[Extracted data entries]
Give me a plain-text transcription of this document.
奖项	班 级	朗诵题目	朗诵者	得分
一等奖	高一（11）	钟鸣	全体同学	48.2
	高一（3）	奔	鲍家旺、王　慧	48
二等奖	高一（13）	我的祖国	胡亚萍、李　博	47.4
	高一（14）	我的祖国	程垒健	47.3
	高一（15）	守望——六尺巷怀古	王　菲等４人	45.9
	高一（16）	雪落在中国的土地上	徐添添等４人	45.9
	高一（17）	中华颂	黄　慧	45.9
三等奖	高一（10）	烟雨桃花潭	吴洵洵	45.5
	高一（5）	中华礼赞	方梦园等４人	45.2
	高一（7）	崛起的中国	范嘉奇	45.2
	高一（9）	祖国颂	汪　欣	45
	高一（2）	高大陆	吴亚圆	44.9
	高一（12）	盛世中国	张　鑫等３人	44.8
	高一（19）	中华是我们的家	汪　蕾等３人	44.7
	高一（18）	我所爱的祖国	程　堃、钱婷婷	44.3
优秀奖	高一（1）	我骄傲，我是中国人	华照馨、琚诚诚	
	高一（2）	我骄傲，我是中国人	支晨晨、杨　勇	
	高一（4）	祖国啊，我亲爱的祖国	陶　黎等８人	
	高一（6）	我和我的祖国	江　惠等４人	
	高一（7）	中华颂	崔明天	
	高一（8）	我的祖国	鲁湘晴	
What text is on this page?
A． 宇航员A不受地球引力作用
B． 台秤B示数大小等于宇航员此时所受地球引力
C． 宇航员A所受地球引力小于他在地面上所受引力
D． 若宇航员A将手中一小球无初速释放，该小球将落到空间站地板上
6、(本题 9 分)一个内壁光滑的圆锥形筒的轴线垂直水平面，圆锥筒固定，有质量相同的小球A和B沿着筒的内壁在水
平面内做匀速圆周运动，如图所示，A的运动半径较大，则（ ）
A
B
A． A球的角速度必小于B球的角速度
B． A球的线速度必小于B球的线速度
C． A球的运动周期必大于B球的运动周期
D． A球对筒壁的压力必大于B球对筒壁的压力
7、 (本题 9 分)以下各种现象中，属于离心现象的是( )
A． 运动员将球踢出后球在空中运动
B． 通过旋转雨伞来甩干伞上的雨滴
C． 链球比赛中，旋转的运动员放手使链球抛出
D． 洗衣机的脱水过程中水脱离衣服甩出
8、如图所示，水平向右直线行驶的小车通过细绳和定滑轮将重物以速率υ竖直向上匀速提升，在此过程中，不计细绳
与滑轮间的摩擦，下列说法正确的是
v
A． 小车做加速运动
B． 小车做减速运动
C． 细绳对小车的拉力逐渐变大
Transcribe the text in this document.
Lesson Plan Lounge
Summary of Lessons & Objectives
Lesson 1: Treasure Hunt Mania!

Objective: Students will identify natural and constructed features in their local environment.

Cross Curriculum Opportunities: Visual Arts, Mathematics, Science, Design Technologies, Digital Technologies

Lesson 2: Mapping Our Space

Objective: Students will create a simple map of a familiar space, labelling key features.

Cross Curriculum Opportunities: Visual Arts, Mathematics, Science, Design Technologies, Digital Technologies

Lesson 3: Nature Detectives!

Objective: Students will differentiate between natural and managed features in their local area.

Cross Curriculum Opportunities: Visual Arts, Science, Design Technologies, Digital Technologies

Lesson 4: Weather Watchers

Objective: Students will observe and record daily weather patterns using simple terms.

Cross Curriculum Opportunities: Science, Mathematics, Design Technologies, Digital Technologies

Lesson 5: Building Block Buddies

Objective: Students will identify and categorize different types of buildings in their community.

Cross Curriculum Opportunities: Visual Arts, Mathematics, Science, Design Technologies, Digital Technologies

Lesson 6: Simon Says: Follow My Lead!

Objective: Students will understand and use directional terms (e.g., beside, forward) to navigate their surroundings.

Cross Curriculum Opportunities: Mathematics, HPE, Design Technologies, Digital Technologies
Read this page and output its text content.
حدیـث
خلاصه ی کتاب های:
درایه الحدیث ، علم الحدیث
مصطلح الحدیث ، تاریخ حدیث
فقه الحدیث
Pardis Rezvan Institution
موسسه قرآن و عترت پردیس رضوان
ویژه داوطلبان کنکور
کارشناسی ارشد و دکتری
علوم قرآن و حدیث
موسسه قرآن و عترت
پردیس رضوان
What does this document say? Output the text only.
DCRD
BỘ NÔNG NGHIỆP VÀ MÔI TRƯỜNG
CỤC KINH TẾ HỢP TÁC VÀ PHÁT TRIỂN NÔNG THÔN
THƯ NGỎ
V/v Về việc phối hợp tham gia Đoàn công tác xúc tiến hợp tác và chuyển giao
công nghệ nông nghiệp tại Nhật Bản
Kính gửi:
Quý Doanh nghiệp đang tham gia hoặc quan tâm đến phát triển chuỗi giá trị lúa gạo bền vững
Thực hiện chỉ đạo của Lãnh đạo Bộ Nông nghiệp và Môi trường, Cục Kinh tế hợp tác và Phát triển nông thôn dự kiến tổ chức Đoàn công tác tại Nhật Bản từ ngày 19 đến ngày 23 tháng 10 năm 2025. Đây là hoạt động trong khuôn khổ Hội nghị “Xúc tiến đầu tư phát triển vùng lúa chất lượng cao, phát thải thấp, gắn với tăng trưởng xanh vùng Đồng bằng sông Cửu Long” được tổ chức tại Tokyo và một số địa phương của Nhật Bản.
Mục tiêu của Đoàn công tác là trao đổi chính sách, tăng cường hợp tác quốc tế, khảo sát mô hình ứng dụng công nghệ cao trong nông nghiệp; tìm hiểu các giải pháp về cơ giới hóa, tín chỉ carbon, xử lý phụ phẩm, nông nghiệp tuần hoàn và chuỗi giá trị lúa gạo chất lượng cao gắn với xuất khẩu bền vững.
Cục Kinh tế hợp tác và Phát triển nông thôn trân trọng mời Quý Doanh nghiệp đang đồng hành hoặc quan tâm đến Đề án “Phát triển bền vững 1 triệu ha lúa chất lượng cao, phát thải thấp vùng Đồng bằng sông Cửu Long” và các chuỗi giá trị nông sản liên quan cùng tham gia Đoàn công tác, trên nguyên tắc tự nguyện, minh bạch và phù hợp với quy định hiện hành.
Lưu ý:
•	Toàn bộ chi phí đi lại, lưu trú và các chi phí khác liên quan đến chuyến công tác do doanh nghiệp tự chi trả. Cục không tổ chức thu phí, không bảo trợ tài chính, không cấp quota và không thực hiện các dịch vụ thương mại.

## Exercise task
Transcribe the records above exactly as they appear.

## Written answer
Give me a plain-text transcription of this document.
奖项	班 级	朗诵题目	朗诵者	得分
一等奖	高一（11）	钟鸣	全体同学	48.2
	高一（3）	奔	鲍家旺、王　慧	48
二等奖	高一（13）	我的祖国	胡亚萍、李　博	47.4
	高一（14）	我的祖国	程垒健	47.3
	高一（15）	守望——六尺巷怀古	王　菲等４人	45.9
	高一（16）	雪落在中国的土地上	徐添添等４人	45.9
	高一（17）	中华颂	黄　慧	45.9
三等奖	高一（10）	烟雨桃花潭	吴洵洵	45.5
	高一（5）	中华礼赞	方梦园等４人	45.2
	高一（7）	崛起的中国	范嘉奇	45.2
	高一（9）	祖国颂	汪　欣	45
	高一（2）	高大陆	吴亚圆	44.9
	高一（12）	盛世中国	张　鑫等３人	44.8
	高一（19）	中华是我们的家	汪　蕾等３人	44.7
	高一（18）	我所爱的祖国	程　堃、钱婷婷	44.3
优秀奖	高一（1）	我骄傲，我是中国人	华照馨、琚诚诚	
	高一（2）	我骄傲，我是中国人	支晨晨、杨　勇	
	高一（4）	祖国啊，我亲爱的祖国	陶　黎等８人	
	高一（6）	我和我的祖国	江　惠等４人	
	高一（7）	中华颂	崔明天	
	高一（8）	我的祖国	鲁湘晴	
What text is on this page?
A． 宇航员A不受地球引力作用
B． 台秤B示数大小等于宇航员此时所受地球引力
C． 宇航员A所受地球引力小于他在地面上所受引力
D． 若宇航员A将手中一小球无初速释放，该小球将落到空间站地板上
6、(本题 9 分)一个内壁光滑的圆锥形筒的轴线垂直水平面，圆锥筒固定，有质量相同的小球A和B沿着筒的内壁在水
平面内做匀速圆周运动，如图所示，A的运动半径较大，则（ ）
A
B
A． A球的角速度必小于B球的角速度
B． A球的线速度必小于B球的线速度
C． A球的运动周期必大于B球的运动周期
D． A球对筒壁的压力必大于B球对筒壁的压力
7、 (本题 9 分)以下各种现象中，属于离心现象的是( )
A． 运动员将球踢出后球在空中运动
B． 通过旋转雨伞来甩干伞上的雨滴
C． 链球比赛中，旋转的运动员放手使链球抛出
D． 洗衣机的脱水过程中水脱离衣服甩出
8、如图所示，水平向右直线行驶的小车通过细绳和定滑轮将重物以速率υ竖直向上匀速提升，在此过程中，不计细绳
与滑轮间的摩擦，下列说法正确的是
v
A． 小车做加速运动
B． 小车做减速运动
C． 细绳对小车的拉力逐渐变大
Transcribe the text in this document.
Lesson Plan Lounge
Summary of Lessons & Objectives
Lesson 1: Treasure Hunt Mania!

Objective: Students will identify natural and constructed features in their local environment.

Cross Curriculum Opportunities: Visual Arts, Mathematics, Science, Design Technologies, Digital Technologies

Lesson 2: Mapping Our Space

Objective: Students will create a simple map of a familiar space, labelling key features.

Cross Curriculum Opportunities: Visual Arts, Mathematics, Science, Design Technologies, Digital Technologies

Lesson 3: Nature Detectives!

Objective: Students will differentiate between natural and managed features in their local area.

Cross Curriculum Opportunities: Visual Arts, Science, Design Technologies, Digital Technologies

Lesson 4: Weather Watchers

Objective: Students will observe and record daily weather patterns using simple terms.

Cross Curriculum Opportunities: Science, Mathematics, Design Technologies, Digital Technologies

Lesson 5: Building Block Buddies

Objective: Students will identify and categorize different types of buildings in their community.

Cross Curriculum Opportunities: Visual Arts, Mathematics, Science, Design Technologies, Digital Technologies

Lesson 6: Simon Says: Follow My Lead!

Objective: Students will understand and use directional terms (e.g., beside, forward) to navigate their surroundings.

Cross Curriculum Opportunities: Mathematics, HPE, Design Technologies, Digital Technologies
Read this page and output its text content.
حدیـث
خلاصه ی کتاب های:
درایه الحدیث ، علم الحدیث
مصطلح الحدیث ، تاریخ حدیث
فقه الحدیث
Pardis Rezvan Institution
موسسه قرآن و عترت پردیس رضوان
ویژه داوطلبان کنکور
کارشناسی ارشد و دکتری
علوم قرآن و حدیث
موسسه قرآن و عترت
پردیس رضوان
What does this document say? Output the text only.
DCRD
BỘ NÔNG NGHIỆP VÀ MÔI TRƯỜNG
CỤC KINH TẾ HỢP TÁC VÀ PHÁT TRIỂN NÔNG THÔN
THƯ NGỎ
V/v Về việc phối hợp tham gia Đoàn công tác xúc tiến hợp tác và chuyển giao
công nghệ nông nghiệp tại Nhật Bản
Kính gửi:
Quý Doanh nghiệp đang tham gia hoặc quan tâm đến phát triển chuỗi giá trị lúa gạo bền vững
Thực hiện chỉ đạo của Lãnh đạo Bộ Nông nghiệp và Môi trường, Cục Kinh tế hợp tác và Phát triển nông thôn dự kiến tổ chức Đoàn công tác tại Nhật Bản từ ngày 19 đến ngày 23 tháng 10 năm 2025. Đây là hoạt động trong khuôn khổ Hội nghị “Xúc tiến đầu tư phát triển vùng lúa chất lượng cao, phát thải thấp, gắn với tăng trưởng xanh vùng Đồng bằng sông Cửu Long” được tổ chức tại Tokyo và một số địa phương của Nhật Bản.
Mục tiêu của Đoàn công tác là trao đổi chính sách, tăng cường hợp tác quốc tế, khảo sát mô hình ứng dụng công nghệ cao trong nông nghiệp; tìm hiểu các giải pháp về cơ giới hóa, tín chỉ carbon, xử lý phụ phẩm, nông nghiệp tuần hoàn và chuỗi giá trị lúa gạo chất lượng cao gắn với xuất khẩu bền vững.
Cục Kinh tế hợp tác và Phát triển nông thôn trân trọng mời Quý Doanh nghiệp đang đồng hành hoặc quan tâm đến Đề án “Phát triển bền vững 1 triệu ha lúa chất lượng cao, phát thải thấp vùng Đồng bằng sông Cửu Long” và các chuỗi giá trị nông sản liên quan cùng tham gia Đoàn công tác, trên nguyên tắc tự nguyện, minh bạch và phù hợp với quy định hiện hành.
Lưu ý:
•	Toàn bộ chi phí đi lại, lưu trú và các chi phí khác liên quan đến chuyến công tác do doanh nghiệp tự chi trả. Cục không tổ chức thu phí, không bảo trợ tài chính, không cấp quota và không thực hiện các dịch vụ thương mại.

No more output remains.